Start of DATA PROVIDED

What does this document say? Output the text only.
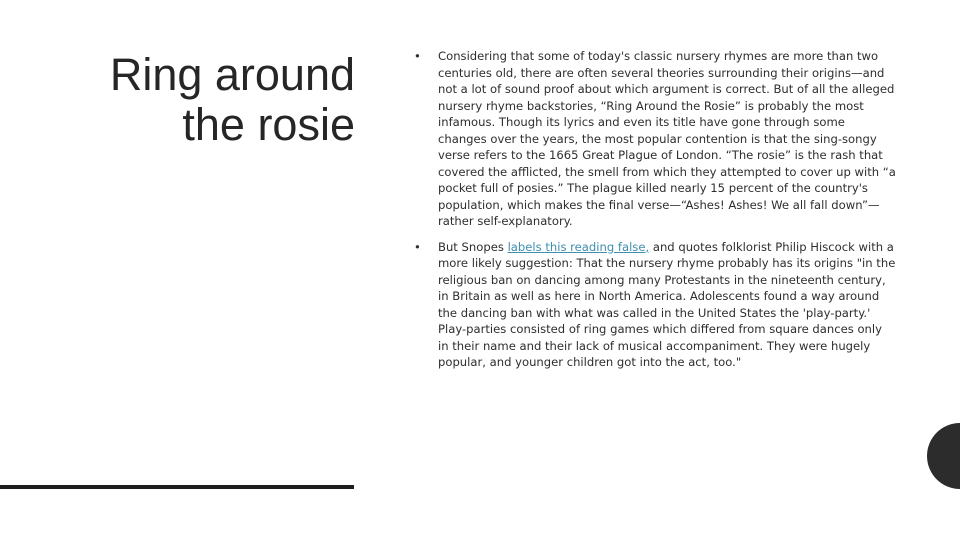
Ring around
the rosie
•	Considering that some of today's classic nursery rhymes are more than two centuries old, there are often several theories surrounding their origins—and not a lot of sound proof about which argument is correct. But of all the alleged nursery rhyme backstories, “Ring Around the Rosie” is probably the most infamous. Though its lyrics and even its title have gone through some changes over the years, the most popular contention is that the sing-songy verse refers to the 1665 Great Plague of London. “The rosie” is the rash that covered the afflicted, the smell from which they attempted to cover up with “a pocket full of posies.” The plague killed nearly 15 percent of the country's population, which makes the final verse—“Ashes! Ashes! We all fall down”—rather self-explanatory.
•	But Snopes labels this reading false, and quotes folklorist Philip Hiscock with a more likely suggestion: That the nursery rhyme probably has its origins "in the religious ban on dancing among many Protestants in the nineteenth century, in Britain as well as here in North America. Adolescents found a way around the dancing ban with what was called in the United States the 'play-party.' Play-parties consisted of ring games which differed from square dances only in their name and their lack of musical accompaniment. They were hugely popular, and younger children got into the act, too."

End of DATA PROVIDED

### TASK TO COMPLETE
Show every line above in which the word "probably" occurs.

### RIGHT ANSWER
•	Considering that some of today's classic nursery rhymes are more than two centuries old, there are often several theories surrounding their origins—and not a lot of sound proof about which argument is correct. But of all the alleged nursery rhyme backstories, “Ring Around the Rosie” is probably the most infamous. Though its lyrics and even its title have gone through some changes over the years, the most popular contention is that the sing-songy verse refers to the 1665 Great Plague of London. “The rosie” is the rash that covered the afflicted, the smell from which they attempted to cover up with “a pocket full of posies.” The plague killed nearly 15 percent of the country's population, which makes the final verse—“Ashes! Ashes! We all fall down”—rather self-explanatory.
•	But Snopes labels this reading false, and quotes folklorist Philip Hiscock with a more likely suggestion: That the nursery rhyme probably has its origins "in the religious ban on dancing among many Protestants in the nineteenth century, in Britain as well as here in North America. Adolescents found a way around the dancing ban with what was called in the United States the 'play-party.' Play-parties consisted of ring games which differed from square dances only in their name and their lack of musical accompaniment. They were hugely popular, and younger children got into the act, too."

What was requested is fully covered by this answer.